§ **DIRECTIVE**: Return each line of the records below unchanged, keeping every character and line break as it is.
[start of RECORD EXTRACTS]
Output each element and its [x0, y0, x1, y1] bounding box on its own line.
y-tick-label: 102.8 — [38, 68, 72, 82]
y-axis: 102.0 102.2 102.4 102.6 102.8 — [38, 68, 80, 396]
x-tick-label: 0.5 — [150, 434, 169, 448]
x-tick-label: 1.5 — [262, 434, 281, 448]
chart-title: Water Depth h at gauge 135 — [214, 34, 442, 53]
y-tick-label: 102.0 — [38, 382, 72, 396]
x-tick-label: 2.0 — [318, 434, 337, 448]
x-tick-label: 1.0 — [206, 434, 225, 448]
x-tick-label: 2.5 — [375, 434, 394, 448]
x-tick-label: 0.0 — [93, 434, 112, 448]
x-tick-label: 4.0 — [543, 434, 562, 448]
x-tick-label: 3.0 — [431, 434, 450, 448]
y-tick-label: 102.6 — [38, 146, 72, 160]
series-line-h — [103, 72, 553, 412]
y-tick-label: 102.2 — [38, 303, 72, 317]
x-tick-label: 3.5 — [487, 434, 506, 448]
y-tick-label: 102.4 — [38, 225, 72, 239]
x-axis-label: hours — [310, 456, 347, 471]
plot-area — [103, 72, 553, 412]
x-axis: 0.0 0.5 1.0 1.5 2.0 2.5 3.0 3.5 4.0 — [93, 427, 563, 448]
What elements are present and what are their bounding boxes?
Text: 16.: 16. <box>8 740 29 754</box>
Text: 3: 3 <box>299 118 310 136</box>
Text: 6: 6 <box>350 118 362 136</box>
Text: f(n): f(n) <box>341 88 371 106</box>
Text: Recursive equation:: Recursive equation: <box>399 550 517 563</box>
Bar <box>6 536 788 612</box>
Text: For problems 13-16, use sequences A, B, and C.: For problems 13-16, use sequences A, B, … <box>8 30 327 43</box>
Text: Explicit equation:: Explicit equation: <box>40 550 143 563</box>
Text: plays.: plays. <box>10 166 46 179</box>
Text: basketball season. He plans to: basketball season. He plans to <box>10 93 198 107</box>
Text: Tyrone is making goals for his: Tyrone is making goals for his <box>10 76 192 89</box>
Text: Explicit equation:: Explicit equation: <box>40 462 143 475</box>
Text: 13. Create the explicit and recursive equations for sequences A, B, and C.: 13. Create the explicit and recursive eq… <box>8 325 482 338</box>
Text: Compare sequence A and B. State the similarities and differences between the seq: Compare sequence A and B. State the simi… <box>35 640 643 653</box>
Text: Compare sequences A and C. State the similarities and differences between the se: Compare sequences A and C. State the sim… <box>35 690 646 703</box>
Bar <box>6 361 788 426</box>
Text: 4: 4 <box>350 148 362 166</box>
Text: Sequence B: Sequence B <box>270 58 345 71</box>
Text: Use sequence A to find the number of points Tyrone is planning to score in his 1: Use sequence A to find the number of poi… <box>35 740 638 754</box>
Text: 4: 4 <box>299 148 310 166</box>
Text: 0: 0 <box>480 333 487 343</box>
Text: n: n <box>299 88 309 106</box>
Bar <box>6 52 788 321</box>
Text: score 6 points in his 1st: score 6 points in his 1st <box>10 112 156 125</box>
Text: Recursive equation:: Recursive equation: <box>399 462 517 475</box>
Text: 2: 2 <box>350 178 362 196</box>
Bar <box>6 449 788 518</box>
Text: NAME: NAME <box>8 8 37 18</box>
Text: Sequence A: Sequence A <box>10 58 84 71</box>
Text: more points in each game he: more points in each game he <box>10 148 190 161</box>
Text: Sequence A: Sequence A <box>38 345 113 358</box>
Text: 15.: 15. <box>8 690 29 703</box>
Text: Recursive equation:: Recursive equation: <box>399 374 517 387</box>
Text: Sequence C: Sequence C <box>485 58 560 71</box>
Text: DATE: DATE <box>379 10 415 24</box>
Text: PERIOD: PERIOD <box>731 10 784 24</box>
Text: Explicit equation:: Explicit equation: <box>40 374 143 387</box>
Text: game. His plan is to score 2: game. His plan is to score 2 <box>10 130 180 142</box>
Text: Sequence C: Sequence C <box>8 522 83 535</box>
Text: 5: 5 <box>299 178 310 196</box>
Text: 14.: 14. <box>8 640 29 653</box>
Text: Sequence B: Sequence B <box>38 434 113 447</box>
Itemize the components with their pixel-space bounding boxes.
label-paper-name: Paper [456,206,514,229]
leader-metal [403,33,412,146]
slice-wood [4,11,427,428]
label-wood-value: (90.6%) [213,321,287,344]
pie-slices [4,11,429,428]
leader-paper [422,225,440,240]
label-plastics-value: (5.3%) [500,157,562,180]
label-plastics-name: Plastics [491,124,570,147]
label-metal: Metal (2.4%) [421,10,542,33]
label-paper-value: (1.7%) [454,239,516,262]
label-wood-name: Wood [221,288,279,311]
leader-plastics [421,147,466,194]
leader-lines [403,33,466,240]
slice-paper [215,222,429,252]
[end of RECORD EXTRACTS]
§ **SOLUTION FOR THIS EXERCISE**:
Output each element and its [x0, y0, x1, y1] bounding box on its own line.
y-tick-label: 102.8 — [38, 68, 72, 82]
y-axis: 102.0 102.2 102.4 102.6 102.8 — [38, 68, 80, 396]
x-tick-label: 0.5 — [150, 434, 169, 448]
x-tick-label: 1.5 — [262, 434, 281, 448]
chart-title: Water Depth h at gauge 135 — [214, 34, 442, 53]
y-tick-label: 102.0 — [38, 382, 72, 396]
x-tick-label: 2.0 — [318, 434, 337, 448]
x-tick-label: 1.0 — [206, 434, 225, 448]
x-tick-label: 2.5 — [375, 434, 394, 448]
x-tick-label: 0.0 — [93, 434, 112, 448]
x-tick-label: 4.0 — [543, 434, 562, 448]
x-tick-label: 3.0 — [431, 434, 450, 448]
y-tick-label: 102.6 — [38, 146, 72, 160]
series-line-h — [103, 72, 553, 412]
y-tick-label: 102.2 — [38, 303, 72, 317]
x-tick-label: 3.5 — [487, 434, 506, 448]
y-tick-label: 102.4 — [38, 225, 72, 239]
x-axis-label: hours — [310, 456, 347, 471]
plot-area — [103, 72, 553, 412]
x-axis: 0.0 0.5 1.0 1.5 2.0 2.5 3.0 3.5 4.0 — [93, 427, 563, 448]
What elements are present and what are their bounding boxes?
Text: 16.: 16. <box>8 740 29 754</box>
Text: 3: 3 <box>299 118 310 136</box>
Text: 6: 6 <box>350 118 362 136</box>
Text: f(n): f(n) <box>341 88 371 106</box>
Text: Recursive equation:: Recursive equation: <box>399 550 517 563</box>
Bar <box>6 536 788 612</box>
Text: For problems 13-16, use sequences A, B, and C.: For problems 13-16, use sequences A, B, … <box>8 30 327 43</box>
Text: Explicit equation:: Explicit equation: <box>40 550 143 563</box>
Text: plays.: plays. <box>10 166 46 179</box>
Text: basketball season. He plans to: basketball season. He plans to <box>10 93 198 107</box>
Text: Tyrone is making goals for his: Tyrone is making goals for his <box>10 76 192 89</box>
Text: Explicit equation:: Explicit equation: <box>40 462 143 475</box>
Text: 13. Create the explicit and recursive equations for sequences A, B, and C.: 13. Create the explicit and recursive eq… <box>8 325 482 338</box>
Text: Compare sequence A and B. State the similarities and differences between the seq: Compare sequence A and B. State the simi… <box>35 640 643 653</box>
Text: Compare sequences A and C. State the similarities and differences between the se: Compare sequences A and C. State the sim… <box>35 690 646 703</box>
Bar <box>6 361 788 426</box>
Text: 4: 4 <box>350 148 362 166</box>
Text: Sequence B: Sequence B <box>270 58 345 71</box>
Text: Use sequence A to find the number of points Tyrone is planning to score in his 1: Use sequence A to find the number of poi… <box>35 740 638 754</box>
Text: 4: 4 <box>299 148 310 166</box>
Text: 0: 0 <box>480 333 487 343</box>
Text: n: n <box>299 88 309 106</box>
Bar <box>6 52 788 321</box>
Text: score 6 points in his 1st: score 6 points in his 1st <box>10 112 156 125</box>
Text: Recursive equation:: Recursive equation: <box>399 462 517 475</box>
Text: 2: 2 <box>350 178 362 196</box>
Bar <box>6 449 788 518</box>
Text: NAME: NAME <box>8 8 37 18</box>
Text: Sequence A: Sequence A <box>10 58 84 71</box>
Text: more points in each game he: more points in each game he <box>10 148 190 161</box>
Text: Sequence A: Sequence A <box>38 345 113 358</box>
Text: 15.: 15. <box>8 690 29 703</box>
Text: Recursive equation:: Recursive equation: <box>399 374 517 387</box>
Text: Sequence C: Sequence C <box>485 58 560 71</box>
Text: DATE: DATE <box>379 10 415 24</box>
Text: PERIOD: PERIOD <box>731 10 784 24</box>
Text: Explicit equation:: Explicit equation: <box>40 374 143 387</box>
Text: game. His plan is to score 2: game. His plan is to score 2 <box>10 130 180 142</box>
Text: Sequence C: Sequence C <box>8 522 83 535</box>
Text: 5: 5 <box>299 178 310 196</box>
Text: 14.: 14. <box>8 640 29 653</box>
Text: Sequence B: Sequence B <box>38 434 113 447</box>
Itemize the components with their pixel-space bounding boxes.
label-paper-name: Paper [456,206,514,229]
leader-metal [403,33,412,146]
slice-wood [4,11,427,428]
label-wood-value: (90.6%) [213,321,287,344]
pie-slices [4,11,429,428]
leader-paper [422,225,440,240]
label-plastics-value: (5.3%) [500,157,562,180]
label-plastics-name: Plastics [491,124,570,147]
label-metal: Metal (2.4%) [421,10,542,33]
label-paper-value: (1.7%) [454,239,516,262]
label-wood-name: Wood [221,288,279,311]
leader-plastics [421,147,466,194]
leader-lines [403,33,466,240]
slice-paper [215,222,429,252]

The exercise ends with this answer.